• _GOAL OF THE EXERCISE_
Find every line with the string "went" in it, count them, and reply with that count only.

• _MATERIALS PROVIDED_
-- START --
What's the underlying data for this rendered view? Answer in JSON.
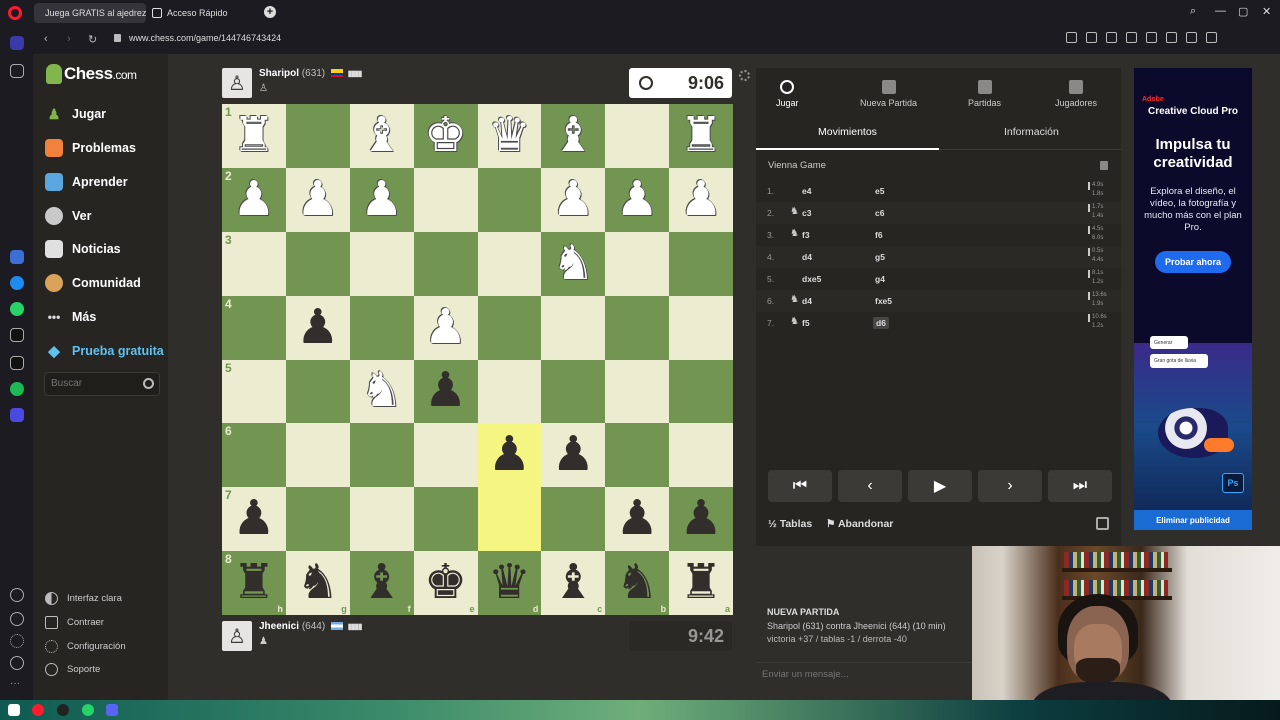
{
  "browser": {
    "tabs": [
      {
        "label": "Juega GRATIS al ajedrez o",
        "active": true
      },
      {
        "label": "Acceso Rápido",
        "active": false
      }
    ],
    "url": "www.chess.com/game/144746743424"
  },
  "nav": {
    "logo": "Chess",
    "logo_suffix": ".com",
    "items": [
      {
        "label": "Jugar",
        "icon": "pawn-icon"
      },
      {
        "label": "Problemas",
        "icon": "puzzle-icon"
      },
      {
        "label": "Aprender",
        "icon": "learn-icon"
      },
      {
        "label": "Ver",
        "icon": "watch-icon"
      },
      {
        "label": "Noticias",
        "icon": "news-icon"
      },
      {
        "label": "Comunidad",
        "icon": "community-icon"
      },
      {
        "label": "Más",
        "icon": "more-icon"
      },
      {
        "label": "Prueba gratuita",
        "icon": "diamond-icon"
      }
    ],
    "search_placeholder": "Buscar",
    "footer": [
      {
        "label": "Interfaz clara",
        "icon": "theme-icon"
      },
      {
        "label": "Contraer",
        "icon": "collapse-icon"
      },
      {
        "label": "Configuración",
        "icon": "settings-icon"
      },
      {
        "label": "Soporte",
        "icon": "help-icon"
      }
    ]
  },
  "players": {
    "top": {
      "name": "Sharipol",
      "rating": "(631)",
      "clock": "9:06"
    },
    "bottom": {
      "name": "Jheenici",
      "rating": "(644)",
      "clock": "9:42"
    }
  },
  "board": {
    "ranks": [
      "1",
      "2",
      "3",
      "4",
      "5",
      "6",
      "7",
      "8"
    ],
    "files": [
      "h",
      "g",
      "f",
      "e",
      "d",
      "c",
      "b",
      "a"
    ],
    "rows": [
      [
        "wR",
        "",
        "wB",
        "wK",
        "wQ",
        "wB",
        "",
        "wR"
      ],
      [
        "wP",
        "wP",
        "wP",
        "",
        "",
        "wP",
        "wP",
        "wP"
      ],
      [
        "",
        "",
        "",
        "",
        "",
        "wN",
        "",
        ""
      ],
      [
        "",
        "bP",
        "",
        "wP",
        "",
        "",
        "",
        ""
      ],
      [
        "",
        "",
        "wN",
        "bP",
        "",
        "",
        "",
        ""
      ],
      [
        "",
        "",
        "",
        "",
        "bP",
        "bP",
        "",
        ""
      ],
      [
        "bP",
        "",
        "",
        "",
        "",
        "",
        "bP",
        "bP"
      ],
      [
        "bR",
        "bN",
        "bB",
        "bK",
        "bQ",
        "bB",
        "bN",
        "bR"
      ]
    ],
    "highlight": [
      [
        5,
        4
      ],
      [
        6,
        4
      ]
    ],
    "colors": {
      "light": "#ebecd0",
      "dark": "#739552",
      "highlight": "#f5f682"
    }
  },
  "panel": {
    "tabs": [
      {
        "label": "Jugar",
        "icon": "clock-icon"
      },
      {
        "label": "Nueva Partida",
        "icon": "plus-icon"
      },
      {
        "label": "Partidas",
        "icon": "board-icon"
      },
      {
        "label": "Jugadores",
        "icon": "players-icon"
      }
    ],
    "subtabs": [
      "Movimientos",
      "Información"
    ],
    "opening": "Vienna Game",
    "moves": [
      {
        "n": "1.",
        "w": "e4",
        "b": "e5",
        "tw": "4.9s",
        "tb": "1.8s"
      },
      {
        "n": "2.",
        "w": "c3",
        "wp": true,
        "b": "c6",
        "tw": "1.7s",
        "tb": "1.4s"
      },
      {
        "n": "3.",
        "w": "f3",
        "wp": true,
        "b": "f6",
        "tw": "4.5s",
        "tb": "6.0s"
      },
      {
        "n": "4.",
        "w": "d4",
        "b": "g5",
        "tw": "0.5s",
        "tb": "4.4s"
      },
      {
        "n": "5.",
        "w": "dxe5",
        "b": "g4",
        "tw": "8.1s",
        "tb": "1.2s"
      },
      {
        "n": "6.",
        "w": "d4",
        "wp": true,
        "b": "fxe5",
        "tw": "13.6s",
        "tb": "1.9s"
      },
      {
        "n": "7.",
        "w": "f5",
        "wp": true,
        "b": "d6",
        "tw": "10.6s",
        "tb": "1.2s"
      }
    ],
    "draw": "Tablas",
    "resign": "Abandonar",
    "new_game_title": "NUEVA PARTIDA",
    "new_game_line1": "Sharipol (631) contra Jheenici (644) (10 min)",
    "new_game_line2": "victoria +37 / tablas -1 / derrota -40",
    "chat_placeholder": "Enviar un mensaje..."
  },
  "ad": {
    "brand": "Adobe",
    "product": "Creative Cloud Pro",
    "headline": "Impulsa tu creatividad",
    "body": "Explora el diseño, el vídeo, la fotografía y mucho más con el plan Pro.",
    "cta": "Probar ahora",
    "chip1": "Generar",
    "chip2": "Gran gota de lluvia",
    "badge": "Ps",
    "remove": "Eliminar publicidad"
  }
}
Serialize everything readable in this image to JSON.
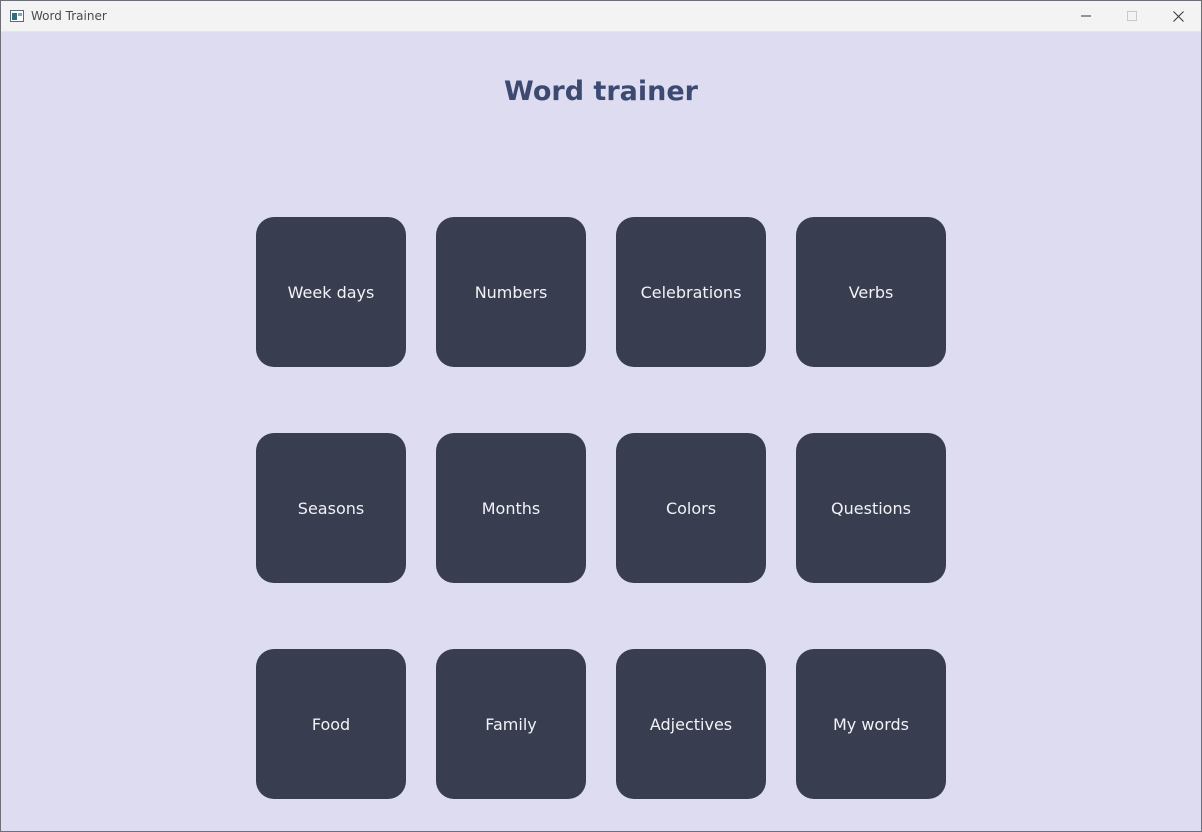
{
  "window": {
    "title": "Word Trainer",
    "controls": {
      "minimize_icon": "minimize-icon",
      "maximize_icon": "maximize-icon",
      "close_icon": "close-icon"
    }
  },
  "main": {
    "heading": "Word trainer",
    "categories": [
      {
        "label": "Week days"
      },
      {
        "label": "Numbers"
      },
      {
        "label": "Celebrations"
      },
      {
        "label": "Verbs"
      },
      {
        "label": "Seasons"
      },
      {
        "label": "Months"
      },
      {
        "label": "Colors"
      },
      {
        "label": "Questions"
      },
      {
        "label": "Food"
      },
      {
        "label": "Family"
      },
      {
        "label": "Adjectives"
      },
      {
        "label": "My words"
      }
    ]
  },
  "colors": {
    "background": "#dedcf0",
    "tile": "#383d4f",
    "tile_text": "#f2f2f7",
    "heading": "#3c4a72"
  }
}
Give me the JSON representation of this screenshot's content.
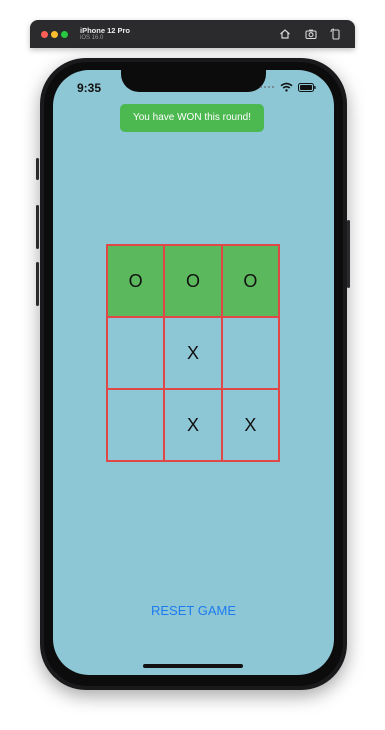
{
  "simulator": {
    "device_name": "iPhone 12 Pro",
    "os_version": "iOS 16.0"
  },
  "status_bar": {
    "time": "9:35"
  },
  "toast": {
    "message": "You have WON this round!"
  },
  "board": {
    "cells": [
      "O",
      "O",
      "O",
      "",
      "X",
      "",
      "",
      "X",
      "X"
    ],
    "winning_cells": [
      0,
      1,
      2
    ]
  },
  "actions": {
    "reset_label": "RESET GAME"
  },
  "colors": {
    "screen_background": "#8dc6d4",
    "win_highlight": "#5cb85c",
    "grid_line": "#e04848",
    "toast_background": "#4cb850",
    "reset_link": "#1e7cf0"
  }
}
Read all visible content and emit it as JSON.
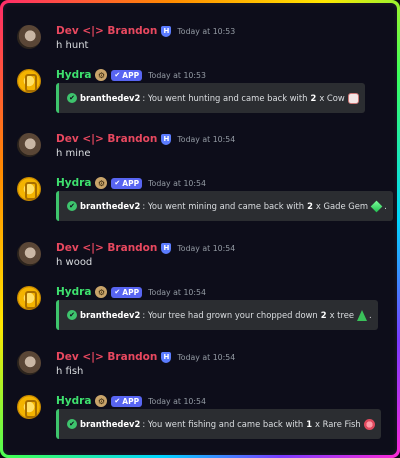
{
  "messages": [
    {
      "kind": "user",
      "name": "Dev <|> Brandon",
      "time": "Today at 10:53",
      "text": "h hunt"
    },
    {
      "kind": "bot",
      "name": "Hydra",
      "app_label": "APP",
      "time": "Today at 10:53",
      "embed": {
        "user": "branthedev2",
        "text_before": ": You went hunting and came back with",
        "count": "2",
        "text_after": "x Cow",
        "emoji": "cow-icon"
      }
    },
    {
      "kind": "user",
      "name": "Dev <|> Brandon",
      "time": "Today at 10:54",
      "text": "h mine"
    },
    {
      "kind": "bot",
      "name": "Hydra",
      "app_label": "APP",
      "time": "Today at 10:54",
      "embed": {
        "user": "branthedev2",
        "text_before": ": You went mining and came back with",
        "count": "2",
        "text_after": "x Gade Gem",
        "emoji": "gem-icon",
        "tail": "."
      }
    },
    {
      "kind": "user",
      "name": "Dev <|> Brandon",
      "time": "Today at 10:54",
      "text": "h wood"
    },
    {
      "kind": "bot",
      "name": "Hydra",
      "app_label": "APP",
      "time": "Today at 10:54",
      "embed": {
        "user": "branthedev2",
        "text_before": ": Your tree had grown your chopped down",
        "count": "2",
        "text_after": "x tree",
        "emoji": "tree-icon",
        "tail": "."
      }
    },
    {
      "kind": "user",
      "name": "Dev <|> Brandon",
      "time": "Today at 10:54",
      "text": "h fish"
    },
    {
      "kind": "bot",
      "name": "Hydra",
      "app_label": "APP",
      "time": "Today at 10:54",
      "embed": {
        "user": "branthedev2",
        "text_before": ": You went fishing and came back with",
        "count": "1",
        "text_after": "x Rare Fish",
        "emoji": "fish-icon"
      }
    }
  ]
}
-- END --
• _REPLY_
3